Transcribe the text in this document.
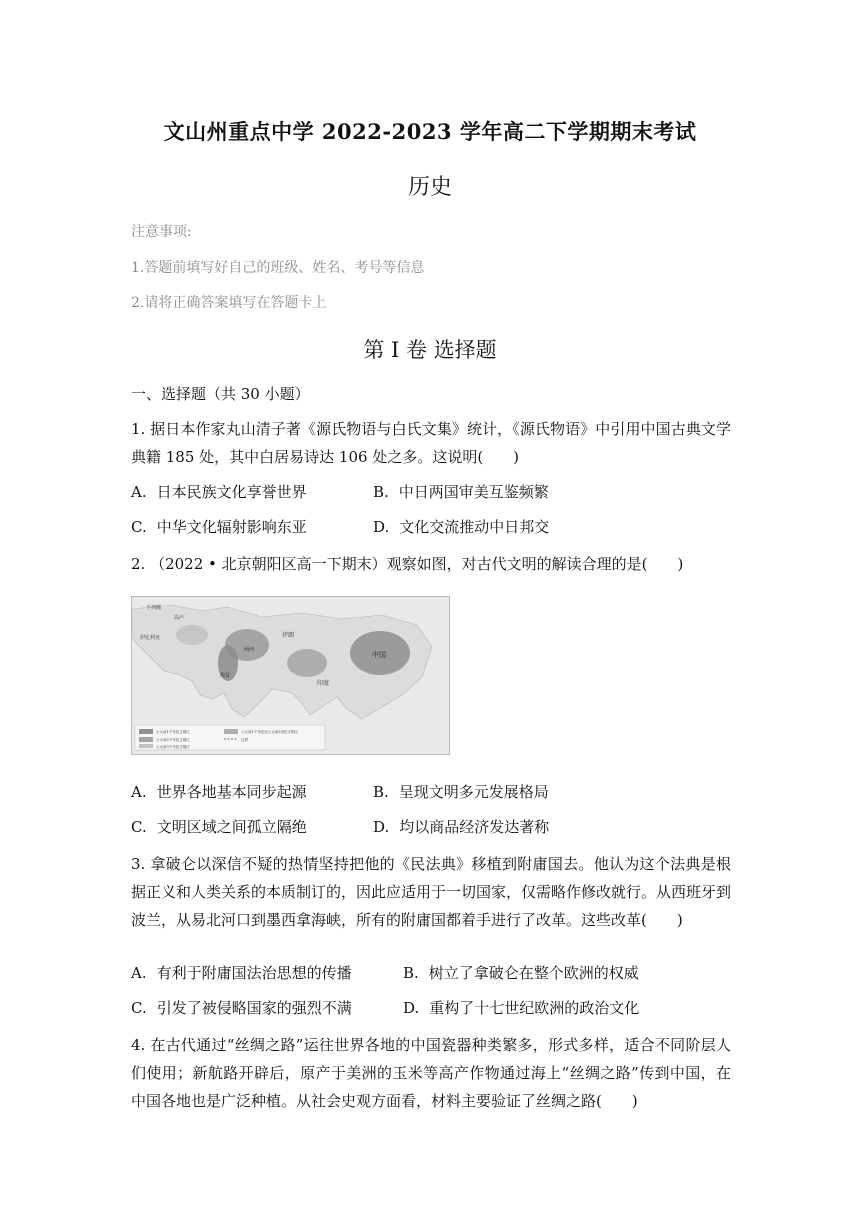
文山州重点中学 2022-2023 学年高二下学期期末考试
历史
注意事项:
1.答题前填写好自己的班级、姓名、考号等信息
2.请将正确答案填写在答题卡上
第 I 卷 选择题
一、选择题（共 30 小题）
1. 据日本作家丸山清子著《源氏物语与白氏文集》统计，《源氏物语》中引用中国古典文学典籍 185 处，其中白居易诗达 106 处之多。这说明(　　)
A. 日本民族文化享誉世界	B. 中日两国审美互鉴频繁
C. 中华文化辐射影响东亚	D. 文化交流推动中日邦交
2. （2022 • 北京朝阳区高一下期末）观察如图，对古代文明的解读合理的是(　　)
不列颠
高卢
伊比利亚	伊朗
中国
印度
埃及
两河
公元前1千年纪文明区
公元前2千年纪文明区
公元前3千年纪文明区
公元前1千年纪至公元前5世纪文明区
边界
A. 世界各地基本同步起源	B. 呈现文明多元发展格局
C. 文明区域之间孤立隔绝	D. 均以商品经济发达著称
3. 拿破仑以深信不疑的热情坚持把他的《民法典》移植到附庸国去。他认为这个法典是根据正义和人类关系的本质制订的，因此应适用于一切国家，仅需略作修改就行。从西班牙到波兰，从易北河口到墨西拿海峡，所有的附庸国都着手进行了改革。这些改革(　　)
A. 有利于附庸国法治思想的传播	B. 树立了拿破仑在整个欧洲的权威
C. 引发了被侵略国家的强烈不满	D. 重构了十七世纪欧洲的政治文化
4. 在古代通过“丝绸之路”运往世界各地的中国瓷器种类繁多，形式多样，适合不同阶层人们使用；新航路开辟后，原产于美洲的玉米等高产作物通过海上“丝绸之路”传到中国，在中国各地也是广泛种植。从社会史观方面看，材料主要验证了丝绸之路(　　)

→ What this task involves
Every record is to be reproduced exactly, with no pictures included.

→ Worked answer
Transcribe the text in this document.
文山州重点中学 2022-2023 学年高二下学期期末考试
历史
注意事项:
1.答题前填写好自己的班级、姓名、考号等信息
2.请将正确答案填写在答题卡上
第 I 卷 选择题
一、选择题（共 30 小题）
1. 据日本作家丸山清子著《源氏物语与白氏文集》统计，《源氏物语》中引用中国古典文学典籍 185 处，其中白居易诗达 106 处之多。这说明(　　)
A. 日本民族文化享誉世界	B. 中日两国审美互鉴频繁
C. 中华文化辐射影响东亚	D. 文化交流推动中日邦交
2. （2022 • 北京朝阳区高一下期末）观察如图，对古代文明的解读合理的是(　　)
不列颠
高卢
伊比利亚	伊朗
中国
印度
埃及
两河
公元前1千年纪文明区
公元前2千年纪文明区
公元前3千年纪文明区
公元前1千年纪至公元前5世纪文明区
边界
A. 世界各地基本同步起源	B. 呈现文明多元发展格局
C. 文明区域之间孤立隔绝	D. 均以商品经济发达著称
3. 拿破仑以深信不疑的热情坚持把他的《民法典》移植到附庸国去。他认为这个法典是根据正义和人类关系的本质制订的，因此应适用于一切国家，仅需略作修改就行。从西班牙到波兰，从易北河口到墨西拿海峡，所有的附庸国都着手进行了改革。这些改革(　　)
A. 有利于附庸国法治思想的传播	B. 树立了拿破仑在整个欧洲的权威
C. 引发了被侵略国家的强烈不满	D. 重构了十七世纪欧洲的政治文化
4. 在古代通过“丝绸之路”运往世界各地的中国瓷器种类繁多，形式多样，适合不同阶层人们使用；新航路开辟后，原产于美洲的玉米等高产作物通过海上“丝绸之路”传到中国，在中国各地也是广泛种植。从社会史观方面看，材料主要验证了丝绸之路(　　)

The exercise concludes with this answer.